> [What to produce]: Images appear in the records below; leave them out and repeat everything else exactly.
== == ==
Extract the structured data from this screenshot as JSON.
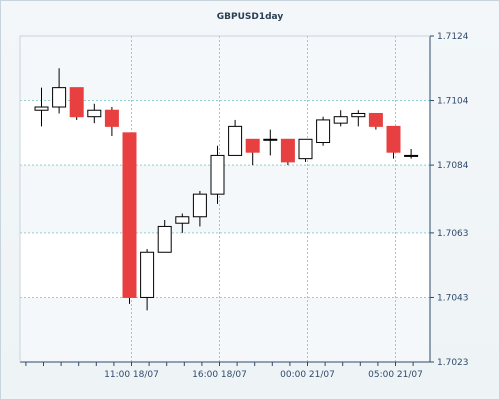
{
  "chart_data": {
    "type": "candlestick",
    "title": "GBPUSD1day",
    "xlabel": "",
    "ylabel": "",
    "ylim": [
      1.7023,
      1.7124
    ],
    "y_ticks": [
      "1.7124",
      "1.7104",
      "1.7084",
      "1.7063",
      "1.7043",
      "1.7023"
    ],
    "y_tick_values": [
      1.7124,
      1.7104,
      1.7084,
      1.7063,
      1.7043,
      1.7023
    ],
    "x_tick_labels": [
      "11:00 18/07",
      "16:00 18/07",
      "00:00 21/07",
      "05:00 21/07"
    ],
    "x_tick_candle_index": [
      5,
      10,
      15,
      20
    ],
    "grid": true,
    "colors": {
      "bull": "#ffffff",
      "bear": "#e84040",
      "outline": "#000000",
      "grid": "#8fd0d0"
    },
    "candles": [
      {
        "open": 1.7101,
        "high": 1.7108,
        "low": 1.7096,
        "close": 1.7102
      },
      {
        "open": 1.7102,
        "high": 1.7114,
        "low": 1.71,
        "close": 1.7108
      },
      {
        "open": 1.7108,
        "high": 1.7108,
        "low": 1.7098,
        "close": 1.7099
      },
      {
        "open": 1.7099,
        "high": 1.7103,
        "low": 1.7097,
        "close": 1.7101
      },
      {
        "open": 1.7101,
        "high": 1.7102,
        "low": 1.7093,
        "close": 1.7096
      },
      {
        "open": 1.7094,
        "high": 1.7094,
        "low": 1.7041,
        "close": 1.7043
      },
      {
        "open": 1.7043,
        "high": 1.7058,
        "low": 1.7039,
        "close": 1.7057
      },
      {
        "open": 1.7057,
        "high": 1.7067,
        "low": 1.7057,
        "close": 1.7065
      },
      {
        "open": 1.7066,
        "high": 1.7069,
        "low": 1.7063,
        "close": 1.7068
      },
      {
        "open": 1.7068,
        "high": 1.7076,
        "low": 1.7065,
        "close": 1.7075
      },
      {
        "open": 1.7075,
        "high": 1.709,
        "low": 1.7072,
        "close": 1.7087
      },
      {
        "open": 1.7087,
        "high": 1.7098,
        "low": 1.7087,
        "close": 1.7096
      },
      {
        "open": 1.7092,
        "high": 1.7092,
        "low": 1.7084,
        "close": 1.7088
      },
      {
        "open": 1.7092,
        "high": 1.7095,
        "low": 1.7087,
        "close": 1.7092
      },
      {
        "open": 1.7092,
        "high": 1.7092,
        "low": 1.7084,
        "close": 1.7085
      },
      {
        "open": 1.7086,
        "high": 1.7092,
        "low": 1.7085,
        "close": 1.7092
      },
      {
        "open": 1.7091,
        "high": 1.7099,
        "low": 1.709,
        "close": 1.7098
      },
      {
        "open": 1.7097,
        "high": 1.7101,
        "low": 1.7096,
        "close": 1.7099
      },
      {
        "open": 1.7099,
        "high": 1.7101,
        "low": 1.7096,
        "close": 1.71
      },
      {
        "open": 1.71,
        "high": 1.71,
        "low": 1.7095,
        "close": 1.7096
      },
      {
        "open": 1.7096,
        "high": 1.7096,
        "low": 1.7086,
        "close": 1.7088
      },
      {
        "open": 1.7087,
        "high": 1.7089,
        "low": 1.7086,
        "close": 1.7087
      }
    ]
  }
}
== == ==
> [Exercise output]:
Extract the structured data from this screenshot as JSON.
{
  "chart_data": {
    "type": "candlestick",
    "title": "GBPUSD1day",
    "xlabel": "",
    "ylabel": "",
    "ylim": [
      1.7023,
      1.7124
    ],
    "y_ticks": [
      "1.7124",
      "1.7104",
      "1.7084",
      "1.7063",
      "1.7043",
      "1.7023"
    ],
    "y_tick_values": [
      1.7124,
      1.7104,
      1.7084,
      1.7063,
      1.7043,
      1.7023
    ],
    "x_tick_labels": [
      "11:00 18/07",
      "16:00 18/07",
      "00:00 21/07",
      "05:00 21/07"
    ],
    "x_tick_candle_index": [
      5,
      10,
      15,
      20
    ],
    "grid": true,
    "colors": {
      "bull": "#ffffff",
      "bear": "#e84040",
      "outline": "#000000",
      "grid": "#8fd0d0"
    },
    "candles": [
      {
        "open": 1.7101,
        "high": 1.7108,
        "low": 1.7096,
        "close": 1.7102
      },
      {
        "open": 1.7102,
        "high": 1.7114,
        "low": 1.71,
        "close": 1.7108
      },
      {
        "open": 1.7108,
        "high": 1.7108,
        "low": 1.7098,
        "close": 1.7099
      },
      {
        "open": 1.7099,
        "high": 1.7103,
        "low": 1.7097,
        "close": 1.7101
      },
      {
        "open": 1.7101,
        "high": 1.7102,
        "low": 1.7093,
        "close": 1.7096
      },
      {
        "open": 1.7094,
        "high": 1.7094,
        "low": 1.7041,
        "close": 1.7043
      },
      {
        "open": 1.7043,
        "high": 1.7058,
        "low": 1.7039,
        "close": 1.7057
      },
      {
        "open": 1.7057,
        "high": 1.7067,
        "low": 1.7057,
        "close": 1.7065
      },
      {
        "open": 1.7066,
        "high": 1.7069,
        "low": 1.7063,
        "close": 1.7068
      },
      {
        "open": 1.7068,
        "high": 1.7076,
        "low": 1.7065,
        "close": 1.7075
      },
      {
        "open": 1.7075,
        "high": 1.709,
        "low": 1.7072,
        "close": 1.7087
      },
      {
        "open": 1.7087,
        "high": 1.7098,
        "low": 1.7087,
        "close": 1.7096
      },
      {
        "open": 1.7092,
        "high": 1.7092,
        "low": 1.7084,
        "close": 1.7088
      },
      {
        "open": 1.7092,
        "high": 1.7095,
        "low": 1.7087,
        "close": 1.7092
      },
      {
        "open": 1.7092,
        "high": 1.7092,
        "low": 1.7084,
        "close": 1.7085
      },
      {
        "open": 1.7086,
        "high": 1.7092,
        "low": 1.7085,
        "close": 1.7092
      },
      {
        "open": 1.7091,
        "high": 1.7099,
        "low": 1.709,
        "close": 1.7098
      },
      {
        "open": 1.7097,
        "high": 1.7101,
        "low": 1.7096,
        "close": 1.7099
      },
      {
        "open": 1.7099,
        "high": 1.7101,
        "low": 1.7096,
        "close": 1.71
      },
      {
        "open": 1.71,
        "high": 1.71,
        "low": 1.7095,
        "close": 1.7096
      },
      {
        "open": 1.7096,
        "high": 1.7096,
        "low": 1.7086,
        "close": 1.7088
      },
      {
        "open": 1.7087,
        "high": 1.7089,
        "low": 1.7086,
        "close": 1.7087
      }
    ]
  }
}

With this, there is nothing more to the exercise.